(Entries from a dataset)
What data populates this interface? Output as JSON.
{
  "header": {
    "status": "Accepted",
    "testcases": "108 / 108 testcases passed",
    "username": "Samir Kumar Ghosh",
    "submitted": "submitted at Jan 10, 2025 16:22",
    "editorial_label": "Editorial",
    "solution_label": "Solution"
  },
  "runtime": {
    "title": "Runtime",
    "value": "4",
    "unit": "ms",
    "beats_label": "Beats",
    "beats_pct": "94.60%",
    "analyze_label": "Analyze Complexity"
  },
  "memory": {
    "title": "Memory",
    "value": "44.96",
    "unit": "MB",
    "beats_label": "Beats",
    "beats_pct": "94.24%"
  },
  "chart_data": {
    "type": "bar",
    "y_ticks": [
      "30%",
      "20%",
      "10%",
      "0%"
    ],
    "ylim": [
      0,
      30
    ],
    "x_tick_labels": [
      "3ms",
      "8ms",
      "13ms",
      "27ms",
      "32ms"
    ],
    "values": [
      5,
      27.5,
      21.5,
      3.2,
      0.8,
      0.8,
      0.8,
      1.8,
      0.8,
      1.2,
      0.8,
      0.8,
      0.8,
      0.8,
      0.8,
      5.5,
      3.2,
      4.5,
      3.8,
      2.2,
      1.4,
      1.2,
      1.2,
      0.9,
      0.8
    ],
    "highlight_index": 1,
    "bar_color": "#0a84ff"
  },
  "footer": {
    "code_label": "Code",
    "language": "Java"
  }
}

STATED EXERCISE: Give back each line above precisely as it stands.

RESPONSE TO THE EXERCISE:
What data populates this interface? Output as JSON.
{
  "header": {
    "status": "Accepted",
    "testcases": "108 / 108 testcases passed",
    "username": "Samir Kumar Ghosh",
    "submitted": "submitted at Jan 10, 2025 16:22",
    "editorial_label": "Editorial",
    "solution_label": "Solution"
  },
  "runtime": {
    "title": "Runtime",
    "value": "4",
    "unit": "ms",
    "beats_label": "Beats",
    "beats_pct": "94.60%",
    "analyze_label": "Analyze Complexity"
  },
  "memory": {
    "title": "Memory",
    "value": "44.96",
    "unit": "MB",
    "beats_label": "Beats",
    "beats_pct": "94.24%"
  },
  "chart_data": {
    "type": "bar",
    "y_ticks": [
      "30%",
      "20%",
      "10%",
      "0%"
    ],
    "ylim": [
      0,
      30
    ],
    "x_tick_labels": [
      "3ms",
      "8ms",
      "13ms",
      "27ms",
      "32ms"
    ],
    "values": [
      5,
      27.5,
      21.5,
      3.2,
      0.8,
      0.8,
      0.8,
      1.8,
      0.8,
      1.2,
      0.8,
      0.8,
      0.8,
      0.8,
      0.8,
      5.5,
      3.2,
      4.5,
      3.8,
      2.2,
      1.4,
      1.2,
      1.2,
      0.9,
      0.8
    ],
    "highlight_index": 1,
    "bar_color": "#0a84ff"
  },
  "footer": {
    "code_label": "Code",
    "language": "Java"
  }
}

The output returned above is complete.